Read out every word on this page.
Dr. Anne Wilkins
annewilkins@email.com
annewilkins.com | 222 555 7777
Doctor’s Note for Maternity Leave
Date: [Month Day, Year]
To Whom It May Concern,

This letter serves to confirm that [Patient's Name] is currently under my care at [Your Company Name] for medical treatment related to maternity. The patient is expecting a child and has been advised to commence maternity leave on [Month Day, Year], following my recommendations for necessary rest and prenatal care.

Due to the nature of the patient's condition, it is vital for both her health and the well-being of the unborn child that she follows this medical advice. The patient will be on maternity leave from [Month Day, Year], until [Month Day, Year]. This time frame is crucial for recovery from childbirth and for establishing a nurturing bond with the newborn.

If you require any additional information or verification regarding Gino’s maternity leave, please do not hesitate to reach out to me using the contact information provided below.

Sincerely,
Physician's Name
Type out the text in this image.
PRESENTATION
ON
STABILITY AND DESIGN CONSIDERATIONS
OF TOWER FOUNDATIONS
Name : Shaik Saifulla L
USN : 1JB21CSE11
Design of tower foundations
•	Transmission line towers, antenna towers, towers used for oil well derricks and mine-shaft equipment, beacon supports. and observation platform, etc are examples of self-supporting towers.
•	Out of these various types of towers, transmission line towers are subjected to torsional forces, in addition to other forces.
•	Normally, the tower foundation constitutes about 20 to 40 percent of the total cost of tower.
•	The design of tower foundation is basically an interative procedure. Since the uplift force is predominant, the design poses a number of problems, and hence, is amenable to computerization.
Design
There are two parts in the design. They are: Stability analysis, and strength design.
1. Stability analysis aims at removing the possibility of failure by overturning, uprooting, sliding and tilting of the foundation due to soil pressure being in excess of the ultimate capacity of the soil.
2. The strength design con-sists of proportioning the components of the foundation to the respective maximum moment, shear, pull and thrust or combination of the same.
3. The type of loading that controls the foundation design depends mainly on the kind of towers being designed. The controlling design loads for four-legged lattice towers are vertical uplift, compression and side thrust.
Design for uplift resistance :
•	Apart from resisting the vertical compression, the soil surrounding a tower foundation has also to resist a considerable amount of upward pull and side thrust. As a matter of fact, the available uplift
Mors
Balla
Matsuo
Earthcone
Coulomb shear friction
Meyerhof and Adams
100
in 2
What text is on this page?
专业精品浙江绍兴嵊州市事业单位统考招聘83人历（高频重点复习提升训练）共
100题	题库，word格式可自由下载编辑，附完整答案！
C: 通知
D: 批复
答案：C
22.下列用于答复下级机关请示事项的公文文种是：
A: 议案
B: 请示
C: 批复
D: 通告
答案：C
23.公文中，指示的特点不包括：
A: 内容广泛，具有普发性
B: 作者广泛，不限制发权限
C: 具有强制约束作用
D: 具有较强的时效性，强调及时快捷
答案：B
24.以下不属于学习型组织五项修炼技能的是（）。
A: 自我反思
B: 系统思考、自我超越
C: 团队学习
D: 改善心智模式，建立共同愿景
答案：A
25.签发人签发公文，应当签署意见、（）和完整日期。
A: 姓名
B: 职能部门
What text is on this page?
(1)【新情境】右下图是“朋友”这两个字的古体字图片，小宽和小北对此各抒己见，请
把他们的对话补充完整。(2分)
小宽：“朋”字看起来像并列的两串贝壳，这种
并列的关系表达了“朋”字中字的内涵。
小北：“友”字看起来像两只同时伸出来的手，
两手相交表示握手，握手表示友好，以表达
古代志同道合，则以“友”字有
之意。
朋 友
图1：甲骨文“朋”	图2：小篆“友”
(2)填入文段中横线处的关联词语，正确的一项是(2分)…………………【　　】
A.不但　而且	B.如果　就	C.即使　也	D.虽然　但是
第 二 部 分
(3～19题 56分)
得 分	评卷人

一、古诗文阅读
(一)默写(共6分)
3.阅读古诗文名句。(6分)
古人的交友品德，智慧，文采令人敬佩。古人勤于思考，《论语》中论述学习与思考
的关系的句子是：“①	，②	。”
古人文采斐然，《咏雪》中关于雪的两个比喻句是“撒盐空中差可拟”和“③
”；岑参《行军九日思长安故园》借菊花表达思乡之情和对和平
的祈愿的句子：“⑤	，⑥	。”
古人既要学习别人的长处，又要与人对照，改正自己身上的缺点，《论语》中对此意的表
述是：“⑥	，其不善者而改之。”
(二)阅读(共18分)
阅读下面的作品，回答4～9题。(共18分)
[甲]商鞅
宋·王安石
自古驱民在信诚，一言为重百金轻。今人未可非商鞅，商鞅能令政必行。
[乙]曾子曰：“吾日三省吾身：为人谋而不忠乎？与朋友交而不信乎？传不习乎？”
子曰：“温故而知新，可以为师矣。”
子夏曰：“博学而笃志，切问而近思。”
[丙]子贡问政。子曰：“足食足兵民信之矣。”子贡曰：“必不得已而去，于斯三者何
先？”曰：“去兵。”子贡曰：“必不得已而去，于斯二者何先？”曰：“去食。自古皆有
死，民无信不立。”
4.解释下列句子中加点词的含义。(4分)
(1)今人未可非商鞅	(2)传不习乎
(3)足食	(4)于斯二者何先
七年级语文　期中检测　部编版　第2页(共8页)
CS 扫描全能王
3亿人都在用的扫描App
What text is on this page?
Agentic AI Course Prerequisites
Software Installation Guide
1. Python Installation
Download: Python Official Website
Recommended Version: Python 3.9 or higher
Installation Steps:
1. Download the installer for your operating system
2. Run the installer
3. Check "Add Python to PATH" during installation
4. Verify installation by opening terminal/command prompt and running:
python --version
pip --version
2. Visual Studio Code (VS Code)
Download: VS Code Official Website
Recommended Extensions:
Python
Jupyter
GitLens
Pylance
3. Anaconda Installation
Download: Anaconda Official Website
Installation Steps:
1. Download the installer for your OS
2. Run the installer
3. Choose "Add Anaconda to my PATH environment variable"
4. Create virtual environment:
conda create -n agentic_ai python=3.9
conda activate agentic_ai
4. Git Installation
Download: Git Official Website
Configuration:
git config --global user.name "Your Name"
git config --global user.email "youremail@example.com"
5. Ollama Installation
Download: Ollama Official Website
=-=-=-=-=
PROBLEM STATEMENT> Set every line of the listing down word for word.

ANSWER TO THE TASK>
Read out every word on this page.
Dr. Anne Wilkins
annewilkins@email.com
annewilkins.com | 222 555 7777
Doctor’s Note for Maternity Leave
Date: [Month Day, Year]
To Whom It May Concern,

This letter serves to confirm that [Patient's Name] is currently under my care at [Your Company Name] for medical treatment related to maternity. The patient is expecting a child and has been advised to commence maternity leave on [Month Day, Year], following my recommendations for necessary rest and prenatal care.

Due to the nature of the patient's condition, it is vital for both her health and the well-being of the unborn child that she follows this medical advice. The patient will be on maternity leave from [Month Day, Year], until [Month Day, Year]. This time frame is crucial for recovery from childbirth and for establishing a nurturing bond with the newborn.

If you require any additional information or verification regarding Gino’s maternity leave, please do not hesitate to reach out to me using the contact information provided below.

Sincerely,
Physician's Name
Type out the text in this image.
PRESENTATION
ON
STABILITY AND DESIGN CONSIDERATIONS
OF TOWER FOUNDATIONS
Name : Shaik Saifulla L
USN : 1JB21CSE11
Design of tower foundations
•	Transmission line towers, antenna towers, towers used for oil well derricks and mine-shaft equipment, beacon supports. and observation platform, etc are examples of self-supporting towers.
•	Out of these various types of towers, transmission line towers are subjected to torsional forces, in addition to other forces.
•	Normally, the tower foundation constitutes about 20 to 40 percent of the total cost of tower.
•	The design of tower foundation is basically an interative procedure. Since the uplift force is predominant, the design poses a number of problems, and hence, is amenable to computerization.
Design
There are two parts in the design. They are: Stability analysis, and strength design.
1. Stability analysis aims at removing the possibility of failure by overturning, uprooting, sliding and tilting of the foundation due to soil pressure being in excess of the ultimate capacity of the soil.
2. The strength design con-sists of proportioning the components of the foundation to the respective maximum moment, shear, pull and thrust or combination of the same.
3. The type of loading that controls the foundation design depends mainly on the kind of towers being designed. The controlling design loads for four-legged lattice towers are vertical uplift, compression and side thrust.
Design for uplift resistance :
•	Apart from resisting the vertical compression, the soil surrounding a tower foundation has also to resist a considerable amount of upward pull and side thrust. As a matter of fact, the available uplift
Mors
Balla
Matsuo
Earthcone
Coulomb shear friction
Meyerhof and Adams
100
in 2
What text is on this page?
专业精品浙江绍兴嵊州市事业单位统考招聘83人历（高频重点复习提升训练）共
100题	题库，word格式可自由下载编辑，附完整答案！
C: 通知
D: 批复
答案：C
22.下列用于答复下级机关请示事项的公文文种是：
A: 议案
B: 请示
C: 批复
D: 通告
答案：C
23.公文中，指示的特点不包括：
A: 内容广泛，具有普发性
B: 作者广泛，不限制发权限
C: 具有强制约束作用
D: 具有较强的时效性，强调及时快捷
答案：B
24.以下不属于学习型组织五项修炼技能的是（）。
A: 自我反思
B: 系统思考、自我超越
C: 团队学习
D: 改善心智模式，建立共同愿景
答案：A
25.签发人签发公文，应当签署意见、（）和完整日期。
A: 姓名
B: 职能部门
What text is on this page?
(1)【新情境】右下图是“朋友”这两个字的古体字图片，小宽和小北对此各抒己见，请
把他们的对话补充完整。(2分)
小宽：“朋”字看起来像并列的两串贝壳，这种
并列的关系表达了“朋”字中字的内涵。
小北：“友”字看起来像两只同时伸出来的手，
两手相交表示握手，握手表示友好，以表达
古代志同道合，则以“友”字有
之意。
朋 友
图1：甲骨文“朋”	图2：小篆“友”
(2)填入文段中横线处的关联词语，正确的一项是(2分)…………………【　　】
A.不但　而且	B.如果　就	C.即使　也	D.虽然　但是
第 二 部 分
(3～19题 56分)
得 分	评卷人

一、古诗文阅读
(一)默写(共6分)
3.阅读古诗文名句。(6分)
古人的交友品德，智慧，文采令人敬佩。古人勤于思考，《论语》中论述学习与思考
的关系的句子是：“①	，②	。”
古人文采斐然，《咏雪》中关于雪的两个比喻句是“撒盐空中差可拟”和“③
”；岑参《行军九日思长安故园》借菊花表达思乡之情和对和平
的祈愿的句子：“⑤	，⑥	。”
古人既要学习别人的长处，又要与人对照，改正自己身上的缺点，《论语》中对此意的表
述是：“⑥	，其不善者而改之。”
(二)阅读(共18分)
阅读下面的作品，回答4～9题。(共18分)
[甲]商鞅
宋·王安石
自古驱民在信诚，一言为重百金轻。今人未可非商鞅，商鞅能令政必行。
[乙]曾子曰：“吾日三省吾身：为人谋而不忠乎？与朋友交而不信乎？传不习乎？”
子曰：“温故而知新，可以为师矣。”
子夏曰：“博学而笃志，切问而近思。”
[丙]子贡问政。子曰：“足食足兵民信之矣。”子贡曰：“必不得已而去，于斯三者何
先？”曰：“去兵。”子贡曰：“必不得已而去，于斯二者何先？”曰：“去食。自古皆有
死，民无信不立。”
4.解释下列句子中加点词的含义。(4分)
(1)今人未可非商鞅	(2)传不习乎
(3)足食	(4)于斯二者何先
七年级语文　期中检测　部编版　第2页(共8页)
CS 扫描全能王
3亿人都在用的扫描App
What text is on this page?
Agentic AI Course Prerequisites
Software Installation Guide
1. Python Installation
Download: Python Official Website
Recommended Version: Python 3.9 or higher
Installation Steps:
1. Download the installer for your operating system
2. Run the installer
3. Check "Add Python to PATH" during installation
4. Verify installation by opening terminal/command prompt and running:
python --version
pip --version
2. Visual Studio Code (VS Code)
Download: VS Code Official Website
Recommended Extensions:
Python
Jupyter
GitLens
Pylance
3. Anaconda Installation
Download: Anaconda Official Website
Installation Steps:
1. Download the installer for your OS
2. Run the installer
3. Choose "Add Anaconda to my PATH environment variable"
4. Create virtual environment:
conda create -n agentic_ai python=3.9
conda activate agentic_ai
4. Git Installation
Download: Git Official Website
Configuration:
git config --global user.name "Your Name"
git config --global user.email "youremail@example.com"
5. Ollama Installation
Download: Ollama Official Website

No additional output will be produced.